Records from a dataset
== == ==

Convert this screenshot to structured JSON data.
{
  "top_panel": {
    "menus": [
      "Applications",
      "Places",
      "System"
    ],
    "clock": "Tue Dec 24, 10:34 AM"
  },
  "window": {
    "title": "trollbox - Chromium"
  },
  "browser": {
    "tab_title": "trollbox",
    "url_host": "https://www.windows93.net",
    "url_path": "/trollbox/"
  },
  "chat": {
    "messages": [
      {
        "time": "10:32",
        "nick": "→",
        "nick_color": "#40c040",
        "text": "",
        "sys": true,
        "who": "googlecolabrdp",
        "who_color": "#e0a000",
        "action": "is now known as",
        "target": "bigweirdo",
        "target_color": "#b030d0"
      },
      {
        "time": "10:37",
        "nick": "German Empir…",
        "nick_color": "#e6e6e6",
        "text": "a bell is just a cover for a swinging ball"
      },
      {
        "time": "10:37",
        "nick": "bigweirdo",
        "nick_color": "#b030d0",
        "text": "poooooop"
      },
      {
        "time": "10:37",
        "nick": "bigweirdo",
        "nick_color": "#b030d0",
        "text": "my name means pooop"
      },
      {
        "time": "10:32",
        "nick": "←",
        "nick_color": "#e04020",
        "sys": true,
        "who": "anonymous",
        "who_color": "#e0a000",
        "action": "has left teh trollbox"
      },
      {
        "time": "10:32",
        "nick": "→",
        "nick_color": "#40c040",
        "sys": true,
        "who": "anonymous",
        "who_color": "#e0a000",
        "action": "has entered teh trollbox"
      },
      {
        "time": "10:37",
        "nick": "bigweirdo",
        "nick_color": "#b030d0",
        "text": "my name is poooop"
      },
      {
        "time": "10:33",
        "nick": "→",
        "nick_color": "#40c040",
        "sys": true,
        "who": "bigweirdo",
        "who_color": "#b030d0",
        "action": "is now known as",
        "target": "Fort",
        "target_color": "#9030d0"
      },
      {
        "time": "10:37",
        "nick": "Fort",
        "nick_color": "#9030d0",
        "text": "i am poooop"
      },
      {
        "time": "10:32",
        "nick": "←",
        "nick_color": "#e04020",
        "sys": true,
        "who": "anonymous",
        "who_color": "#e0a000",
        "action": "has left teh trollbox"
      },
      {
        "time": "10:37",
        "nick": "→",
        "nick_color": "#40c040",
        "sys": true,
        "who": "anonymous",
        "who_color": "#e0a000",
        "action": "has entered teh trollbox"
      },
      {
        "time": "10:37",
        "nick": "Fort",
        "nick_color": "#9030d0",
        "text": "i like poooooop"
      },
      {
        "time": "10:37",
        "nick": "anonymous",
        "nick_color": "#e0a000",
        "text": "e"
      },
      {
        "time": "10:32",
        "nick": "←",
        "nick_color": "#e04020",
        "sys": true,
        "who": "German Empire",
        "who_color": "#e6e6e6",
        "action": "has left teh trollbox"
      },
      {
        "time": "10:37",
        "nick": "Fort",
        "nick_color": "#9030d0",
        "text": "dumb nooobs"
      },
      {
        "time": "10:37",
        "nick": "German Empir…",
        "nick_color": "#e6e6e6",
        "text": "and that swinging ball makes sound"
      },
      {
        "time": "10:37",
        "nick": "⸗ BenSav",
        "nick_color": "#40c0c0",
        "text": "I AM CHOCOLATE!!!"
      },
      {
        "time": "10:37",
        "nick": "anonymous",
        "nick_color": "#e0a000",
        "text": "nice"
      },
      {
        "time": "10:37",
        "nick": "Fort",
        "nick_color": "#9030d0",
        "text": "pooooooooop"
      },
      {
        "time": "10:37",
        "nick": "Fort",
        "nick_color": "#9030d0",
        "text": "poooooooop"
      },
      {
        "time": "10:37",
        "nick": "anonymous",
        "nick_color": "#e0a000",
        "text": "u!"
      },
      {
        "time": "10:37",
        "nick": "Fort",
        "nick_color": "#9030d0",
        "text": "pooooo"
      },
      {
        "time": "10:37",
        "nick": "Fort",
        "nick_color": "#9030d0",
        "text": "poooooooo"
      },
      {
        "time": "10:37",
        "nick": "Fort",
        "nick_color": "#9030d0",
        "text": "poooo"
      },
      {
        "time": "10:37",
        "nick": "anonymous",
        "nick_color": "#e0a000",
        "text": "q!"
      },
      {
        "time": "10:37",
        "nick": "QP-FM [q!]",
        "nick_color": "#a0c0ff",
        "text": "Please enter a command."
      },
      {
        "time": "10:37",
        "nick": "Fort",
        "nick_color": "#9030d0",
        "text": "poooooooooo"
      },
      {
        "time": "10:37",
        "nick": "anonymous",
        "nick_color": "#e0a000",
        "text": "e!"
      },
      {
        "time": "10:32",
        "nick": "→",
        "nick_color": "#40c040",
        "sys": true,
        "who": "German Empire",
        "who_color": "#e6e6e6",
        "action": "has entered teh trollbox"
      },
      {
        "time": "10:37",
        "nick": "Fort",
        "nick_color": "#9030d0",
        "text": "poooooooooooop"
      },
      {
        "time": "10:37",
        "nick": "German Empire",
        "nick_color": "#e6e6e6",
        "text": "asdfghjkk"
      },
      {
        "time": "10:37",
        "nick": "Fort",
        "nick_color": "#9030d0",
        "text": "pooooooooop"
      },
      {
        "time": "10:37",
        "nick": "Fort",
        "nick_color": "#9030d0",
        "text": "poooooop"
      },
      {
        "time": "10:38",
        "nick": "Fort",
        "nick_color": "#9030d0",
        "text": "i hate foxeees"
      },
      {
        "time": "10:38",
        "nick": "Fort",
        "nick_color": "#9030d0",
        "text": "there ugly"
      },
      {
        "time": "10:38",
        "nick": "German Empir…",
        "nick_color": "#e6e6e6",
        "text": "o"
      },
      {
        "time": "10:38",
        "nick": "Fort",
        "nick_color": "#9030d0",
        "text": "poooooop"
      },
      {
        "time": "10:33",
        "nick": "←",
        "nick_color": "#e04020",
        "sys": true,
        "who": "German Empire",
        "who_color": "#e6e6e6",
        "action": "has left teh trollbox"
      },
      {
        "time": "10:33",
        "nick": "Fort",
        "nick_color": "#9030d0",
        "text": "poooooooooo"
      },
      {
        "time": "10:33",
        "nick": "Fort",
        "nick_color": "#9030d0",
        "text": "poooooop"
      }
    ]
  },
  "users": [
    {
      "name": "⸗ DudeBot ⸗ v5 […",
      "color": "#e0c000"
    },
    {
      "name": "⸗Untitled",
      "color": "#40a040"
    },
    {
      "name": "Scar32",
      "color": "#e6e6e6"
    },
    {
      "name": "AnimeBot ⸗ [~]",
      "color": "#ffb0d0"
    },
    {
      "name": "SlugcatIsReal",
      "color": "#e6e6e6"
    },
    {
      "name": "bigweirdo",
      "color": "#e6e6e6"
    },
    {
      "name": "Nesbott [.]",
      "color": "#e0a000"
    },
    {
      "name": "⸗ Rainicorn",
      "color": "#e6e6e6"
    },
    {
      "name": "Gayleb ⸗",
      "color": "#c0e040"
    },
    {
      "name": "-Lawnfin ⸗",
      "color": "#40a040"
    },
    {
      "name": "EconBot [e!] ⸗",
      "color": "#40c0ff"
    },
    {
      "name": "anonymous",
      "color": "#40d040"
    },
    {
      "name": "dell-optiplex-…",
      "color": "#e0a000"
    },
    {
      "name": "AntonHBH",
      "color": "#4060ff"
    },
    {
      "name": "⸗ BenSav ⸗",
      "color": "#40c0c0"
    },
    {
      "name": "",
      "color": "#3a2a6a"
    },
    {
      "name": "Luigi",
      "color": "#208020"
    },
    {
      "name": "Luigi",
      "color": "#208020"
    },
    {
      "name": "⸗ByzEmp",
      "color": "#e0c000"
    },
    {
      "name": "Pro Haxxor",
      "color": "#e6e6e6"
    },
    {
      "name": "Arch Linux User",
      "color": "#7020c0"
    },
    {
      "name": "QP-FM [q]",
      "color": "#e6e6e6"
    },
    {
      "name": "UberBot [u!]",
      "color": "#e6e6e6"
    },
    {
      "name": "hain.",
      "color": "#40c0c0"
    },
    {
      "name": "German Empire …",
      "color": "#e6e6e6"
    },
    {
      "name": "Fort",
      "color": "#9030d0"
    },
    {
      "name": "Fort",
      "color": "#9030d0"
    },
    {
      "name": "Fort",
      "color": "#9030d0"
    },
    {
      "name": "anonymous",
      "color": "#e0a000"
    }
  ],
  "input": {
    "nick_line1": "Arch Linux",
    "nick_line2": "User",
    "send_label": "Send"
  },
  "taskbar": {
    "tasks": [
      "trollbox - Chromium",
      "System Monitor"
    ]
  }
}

== == ==

§ EXERCISE DIRECTIONS: Show every line above in which the word "Arch" occurs.

§ RESULT BELOW:
      "name": "Arch Linux User",
    "nick_line1": "Arch Linux",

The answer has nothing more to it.